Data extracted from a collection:

=-=-=-=-=

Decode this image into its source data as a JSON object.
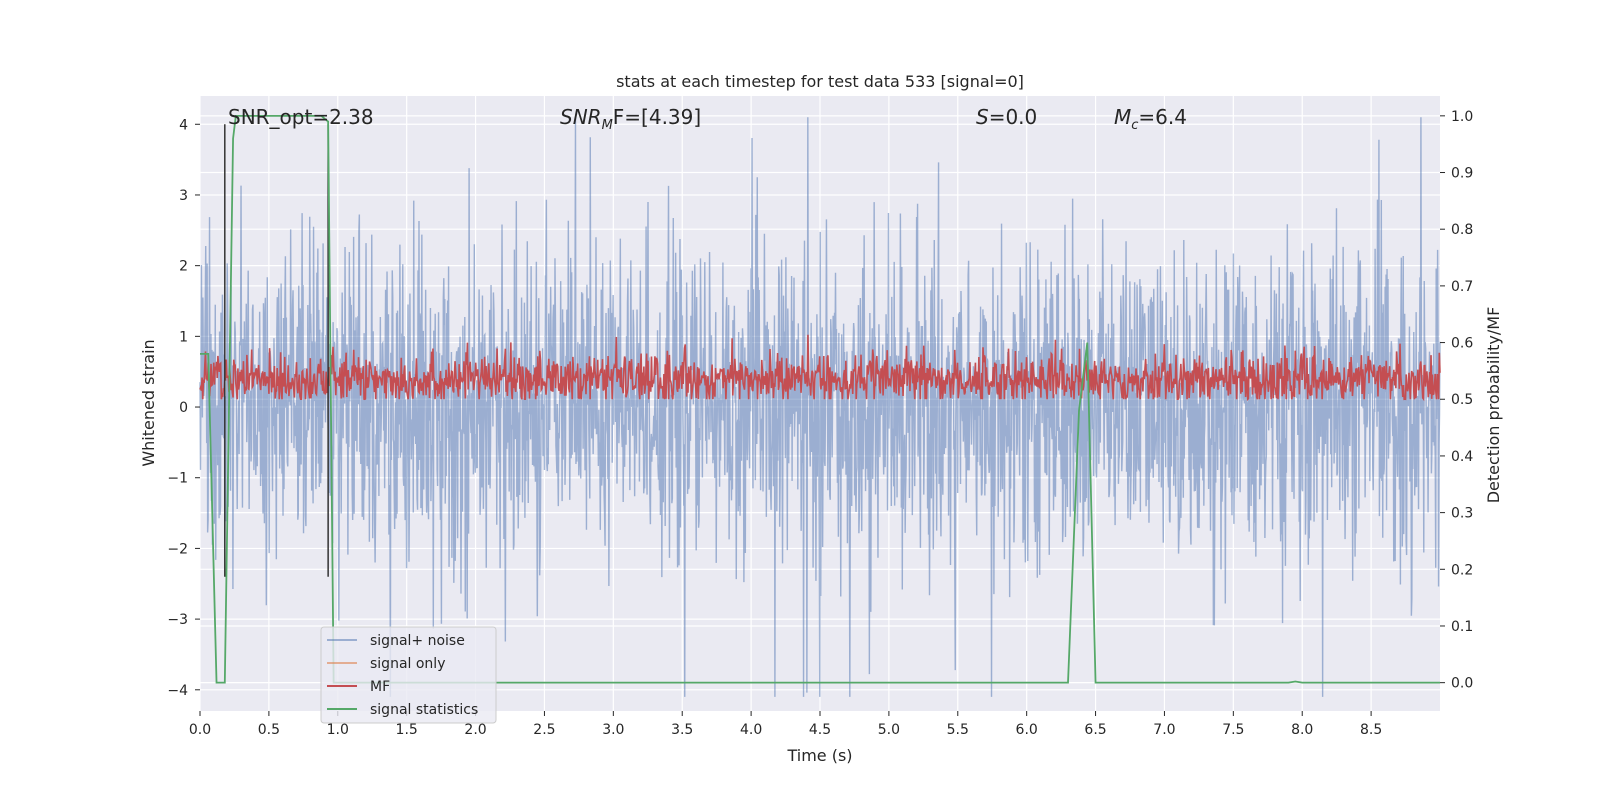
{
  "chart_data": {
    "type": "line",
    "title": "stats at each timestep for test data 533 [signal=0]",
    "xlabel": "Time (s)",
    "ylabel_left": "Whitened strain",
    "ylabel_right": "Detection probability/MF",
    "xlim": [
      0.0,
      9.0
    ],
    "ylim_left": [
      -4.3,
      4.4
    ],
    "ylim_right": [
      -0.05,
      1.035
    ],
    "xticks": [
      "0.0",
      "0.5",
      "1.0",
      "1.5",
      "2.0",
      "2.5",
      "3.0",
      "3.5",
      "4.0",
      "4.5",
      "5.0",
      "5.5",
      "6.0",
      "6.5",
      "7.0",
      "7.5",
      "8.0",
      "8.5"
    ],
    "yticks_left": [
      "4",
      "3",
      "2",
      "1",
      "0",
      "−1",
      "−2",
      "−3",
      "−4"
    ],
    "yticks_right": [
      "1.0",
      "0.9",
      "0.8",
      "0.7",
      "0.6",
      "0.5",
      "0.4",
      "0.3",
      "0.2",
      "0.1",
      "0.0"
    ],
    "grid": true,
    "legend_position": "lower-left",
    "annotations": {
      "snr_opt": "SNR_opt=2.38",
      "snr_mf_sym": "SNR",
      "snr_mf_sub": "M",
      "snr_mf_rest": "F=[4.39]",
      "s_sym": "S",
      "s_rest": "=0.0",
      "mc_sym": "M",
      "mc_sub": "c",
      "mc_rest": "=6.4"
    },
    "markers": {
      "x": [
        0.18,
        0.93
      ],
      "y_top": 4,
      "y_bottom": -2.4
    },
    "series": [
      {
        "name": "signal+ noise",
        "color": "#4c72b0",
        "kind": "noise"
      },
      {
        "name": "signal only",
        "color": "#dd8452",
        "kind": "none"
      },
      {
        "name": "MF",
        "color": "#c44e52",
        "kind": "mf"
      },
      {
        "name": "signal statistics",
        "color": "#55a868",
        "axis": "right",
        "x": [
          0.0,
          0.06,
          0.12,
          0.18,
          0.24,
          0.26,
          0.32,
          0.88,
          0.93,
          0.97,
          1.0,
          6.3,
          6.38,
          6.44,
          6.5,
          7.9,
          7.95,
          8.0,
          9.0
        ],
        "values": [
          0.58,
          0.58,
          0.0,
          0.0,
          0.96,
          1.0,
          1.0,
          1.0,
          0.99,
          0.0,
          0.0,
          0.0,
          0.48,
          0.6,
          0.0,
          0.0,
          0.002,
          0.0,
          0.0
        ]
      }
    ]
  }
}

=-=-=-=-=

Make an exact copy of every entry above, minus the images.

WRITTEN SOLUTION.
Decode this image into its source data as a JSON object.
{
  "chart_data": {
    "type": "line",
    "title": "stats at each timestep for test data 533 [signal=0]",
    "xlabel": "Time (s)",
    "ylabel_left": "Whitened strain",
    "ylabel_right": "Detection probability/MF",
    "xlim": [
      0.0,
      9.0
    ],
    "ylim_left": [
      -4.3,
      4.4
    ],
    "ylim_right": [
      -0.05,
      1.035
    ],
    "xticks": [
      "0.0",
      "0.5",
      "1.0",
      "1.5",
      "2.0",
      "2.5",
      "3.0",
      "3.5",
      "4.0",
      "4.5",
      "5.0",
      "5.5",
      "6.0",
      "6.5",
      "7.0",
      "7.5",
      "8.0",
      "8.5"
    ],
    "yticks_left": [
      "4",
      "3",
      "2",
      "1",
      "0",
      "−1",
      "−2",
      "−3",
      "−4"
    ],
    "yticks_right": [
      "1.0",
      "0.9",
      "0.8",
      "0.7",
      "0.6",
      "0.5",
      "0.4",
      "0.3",
      "0.2",
      "0.1",
      "0.0"
    ],
    "grid": true,
    "legend_position": "lower-left",
    "annotations": {
      "snr_opt": "SNR_opt=2.38",
      "snr_mf_sym": "SNR",
      "snr_mf_sub": "M",
      "snr_mf_rest": "F=[4.39]",
      "s_sym": "S",
      "s_rest": "=0.0",
      "mc_sym": "M",
      "mc_sub": "c",
      "mc_rest": "=6.4"
    },
    "markers": {
      "x": [
        0.18,
        0.93
      ],
      "y_top": 4,
      "y_bottom": -2.4
    },
    "series": [
      {
        "name": "signal+ noise",
        "color": "#4c72b0",
        "kind": "noise"
      },
      {
        "name": "signal only",
        "color": "#dd8452",
        "kind": "none"
      },
      {
        "name": "MF",
        "color": "#c44e52",
        "kind": "mf"
      },
      {
        "name": "signal statistics",
        "color": "#55a868",
        "axis": "right",
        "x": [
          0.0,
          0.06,
          0.12,
          0.18,
          0.24,
          0.26,
          0.32,
          0.88,
          0.93,
          0.97,
          1.0,
          6.3,
          6.38,
          6.44,
          6.5,
          7.9,
          7.95,
          8.0,
          9.0
        ],
        "values": [
          0.58,
          0.58,
          0.0,
          0.0,
          0.96,
          1.0,
          1.0,
          1.0,
          0.99,
          0.0,
          0.0,
          0.0,
          0.48,
          0.6,
          0.0,
          0.0,
          0.002,
          0.0,
          0.0
        ]
      }
    ]
  }
}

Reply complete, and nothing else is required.